Records drawn from a data source:
__________

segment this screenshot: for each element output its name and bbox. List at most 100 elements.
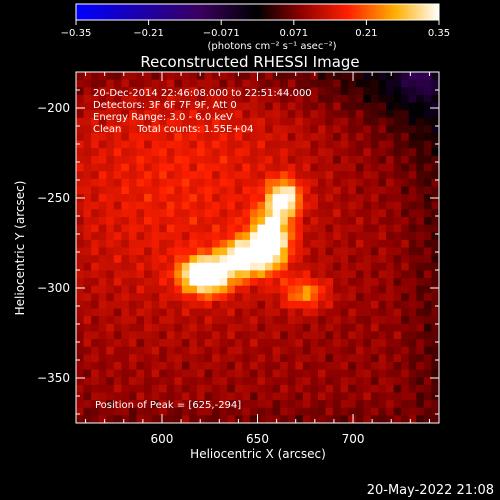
heatmap-cell xyxy=(83,415,92,424)
heatmap-cell xyxy=(128,369,137,378)
heatmap-cell xyxy=(416,361,425,370)
heatmap-cell xyxy=(234,308,243,317)
heatmap-cell xyxy=(370,224,379,233)
heatmap-cell xyxy=(287,102,296,111)
heatmap-cell xyxy=(333,163,342,172)
heatmap-cell xyxy=(325,125,334,134)
heatmap-cell xyxy=(318,155,326,164)
heatmap-cell xyxy=(83,125,92,134)
heatmap-cell xyxy=(355,186,364,195)
heatmap-cell xyxy=(128,171,137,180)
heatmap-cell xyxy=(136,377,145,386)
heatmap-cell xyxy=(310,384,319,393)
heatmap-cell xyxy=(197,148,205,157)
heatmap-cell xyxy=(144,270,153,279)
heatmap-cell xyxy=(431,186,440,195)
heatmap-cell xyxy=(212,194,221,203)
heatmap-cell xyxy=(280,186,289,195)
heatmap-cell xyxy=(121,155,130,164)
heatmap-cell xyxy=(174,239,183,248)
heatmap-cell xyxy=(257,125,266,134)
heatmap-cell xyxy=(83,178,92,187)
heatmap-cell xyxy=(265,125,274,134)
heatmap-cell xyxy=(136,239,145,248)
heatmap-cell xyxy=(83,392,92,401)
heatmap-cell xyxy=(393,87,402,96)
heatmap-cell xyxy=(212,285,221,294)
heatmap-cell xyxy=(355,224,364,233)
heatmap-cell xyxy=(181,407,190,416)
heatmap-cell xyxy=(408,262,417,271)
heatmap-cell xyxy=(325,171,334,180)
heatmap-cell xyxy=(325,155,334,164)
heatmap-cell xyxy=(159,79,168,88)
heatmap-cell xyxy=(197,270,205,279)
heatmap-cell xyxy=(348,216,357,226)
heatmap-cell xyxy=(151,224,160,233)
heatmap-cell xyxy=(257,255,266,264)
heatmap-cell xyxy=(386,163,395,172)
heatmap-cell xyxy=(287,155,296,164)
heatmap-cell xyxy=(287,339,296,348)
heatmap-cell xyxy=(287,216,296,226)
heatmap-cell xyxy=(265,331,274,340)
heatmap-cell xyxy=(212,72,221,81)
heatmap-cell xyxy=(431,110,440,119)
heatmap-cell xyxy=(204,285,213,294)
heatmap-cell xyxy=(159,323,168,332)
heatmap-cell xyxy=(121,102,130,111)
heatmap-cell xyxy=(204,194,213,203)
heatmap-cell xyxy=(83,163,92,172)
heatmap-cell xyxy=(197,232,205,241)
heatmap-cell xyxy=(219,163,228,172)
heatmap-cell xyxy=(249,178,258,187)
heatmap-cell xyxy=(121,369,130,378)
heatmap-cell xyxy=(423,79,432,88)
heatmap-cell xyxy=(136,117,145,126)
heatmap-cell xyxy=(287,186,296,195)
heatmap-cell xyxy=(355,216,364,226)
heatmap-cell xyxy=(370,148,379,157)
heatmap-cell xyxy=(151,178,160,187)
heatmap-cell xyxy=(355,308,364,317)
heatmap-cell xyxy=(98,323,107,332)
heatmap-cell xyxy=(295,293,304,302)
heatmap-cell xyxy=(128,247,137,256)
heatmap-cell xyxy=(370,308,379,317)
heatmap-cell xyxy=(408,224,417,233)
heatmap-cell xyxy=(136,163,145,172)
heatmap-cell xyxy=(83,239,92,248)
heatmap-cell xyxy=(181,72,190,81)
heatmap-cell xyxy=(416,239,425,248)
heatmap-cell xyxy=(121,239,130,248)
heatmap-cell xyxy=(219,178,228,187)
heatmap-cell xyxy=(363,194,372,203)
heatmap-cell xyxy=(76,232,84,241)
heatmap-cell xyxy=(83,300,92,309)
heatmap-cell xyxy=(325,400,334,409)
heatmap-cell xyxy=(393,171,402,180)
heatmap-cell xyxy=(234,110,243,119)
heatmap-cell xyxy=(302,72,311,81)
heatmap-cell xyxy=(280,79,289,88)
heatmap-cell xyxy=(219,224,228,233)
heatmap-cell xyxy=(121,361,130,370)
heatmap-cell xyxy=(287,400,296,409)
heatmap-cell xyxy=(234,171,243,180)
heatmap-cell xyxy=(280,72,289,81)
heatmap-cell xyxy=(348,209,357,218)
heatmap-cell xyxy=(416,308,425,317)
heatmap-cell xyxy=(318,392,326,401)
heatmap-cell xyxy=(227,262,236,271)
heatmap-cell xyxy=(325,94,334,103)
heatmap-cell xyxy=(242,201,251,210)
heatmap-cell xyxy=(242,148,251,157)
heatmap-cell xyxy=(401,148,410,157)
heatmap-cell xyxy=(401,133,410,142)
heatmap-cell xyxy=(370,361,379,370)
heatmap-cell xyxy=(98,270,107,279)
heatmap-cell xyxy=(325,232,334,241)
heatmap-cell xyxy=(83,79,92,88)
heatmap-cell xyxy=(151,186,160,195)
heatmap-cell xyxy=(363,354,372,363)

__________

◆ What is expected
Reproduce verbatim the records beginning with the line containing "heatmap-cell xyxy=(83,415,92,424)" and continuing through the line containing "heatmap-cell xyxy=(128,247,137,256)", including both of those lines.

◆ Response to this exercise
heatmap-cell xyxy=(83,415,92,424)
heatmap-cell xyxy=(128,369,137,378)
heatmap-cell xyxy=(416,361,425,370)
heatmap-cell xyxy=(234,308,243,317)
heatmap-cell xyxy=(370,224,379,233)
heatmap-cell xyxy=(287,102,296,111)
heatmap-cell xyxy=(333,163,342,172)
heatmap-cell xyxy=(325,125,334,134)
heatmap-cell xyxy=(318,155,326,164)
heatmap-cell xyxy=(83,125,92,134)
heatmap-cell xyxy=(355,186,364,195)
heatmap-cell xyxy=(128,171,137,180)
heatmap-cell xyxy=(136,377,145,386)
heatmap-cell xyxy=(310,384,319,393)
heatmap-cell xyxy=(197,148,205,157)
heatmap-cell xyxy=(144,270,153,279)
heatmap-cell xyxy=(431,186,440,195)
heatmap-cell xyxy=(212,194,221,203)
heatmap-cell xyxy=(280,186,289,195)
heatmap-cell xyxy=(121,155,130,164)
heatmap-cell xyxy=(174,239,183,248)
heatmap-cell xyxy=(257,125,266,134)
heatmap-cell xyxy=(83,178,92,187)
heatmap-cell xyxy=(265,125,274,134)
heatmap-cell xyxy=(136,239,145,248)
heatmap-cell xyxy=(83,392,92,401)
heatmap-cell xyxy=(393,87,402,96)
heatmap-cell xyxy=(212,285,221,294)
heatmap-cell xyxy=(355,224,364,233)
heatmap-cell xyxy=(181,407,190,416)
heatmap-cell xyxy=(408,262,417,271)
heatmap-cell xyxy=(325,171,334,180)
heatmap-cell xyxy=(325,155,334,164)
heatmap-cell xyxy=(159,79,168,88)
heatmap-cell xyxy=(197,270,205,279)
heatmap-cell xyxy=(348,216,357,226)
heatmap-cell xyxy=(151,224,160,233)
heatmap-cell xyxy=(257,255,266,264)
heatmap-cell xyxy=(386,163,395,172)
heatmap-cell xyxy=(287,155,296,164)
heatmap-cell xyxy=(287,339,296,348)
heatmap-cell xyxy=(287,216,296,226)
heatmap-cell xyxy=(265,331,274,340)
heatmap-cell xyxy=(212,72,221,81)
heatmap-cell xyxy=(431,110,440,119)
heatmap-cell xyxy=(204,285,213,294)
heatmap-cell xyxy=(159,323,168,332)
heatmap-cell xyxy=(121,102,130,111)
heatmap-cell xyxy=(204,194,213,203)
heatmap-cell xyxy=(83,163,92,172)
heatmap-cell xyxy=(197,232,205,241)
heatmap-cell xyxy=(219,163,228,172)
heatmap-cell xyxy=(249,178,258,187)
heatmap-cell xyxy=(121,369,130,378)
heatmap-cell xyxy=(423,79,432,88)
heatmap-cell xyxy=(136,117,145,126)
heatmap-cell xyxy=(287,186,296,195)
heatmap-cell xyxy=(355,216,364,226)
heatmap-cell xyxy=(370,148,379,157)
heatmap-cell xyxy=(151,178,160,187)
heatmap-cell xyxy=(355,308,364,317)
heatmap-cell xyxy=(98,323,107,332)
heatmap-cell xyxy=(295,293,304,302)
heatmap-cell xyxy=(128,247,137,256)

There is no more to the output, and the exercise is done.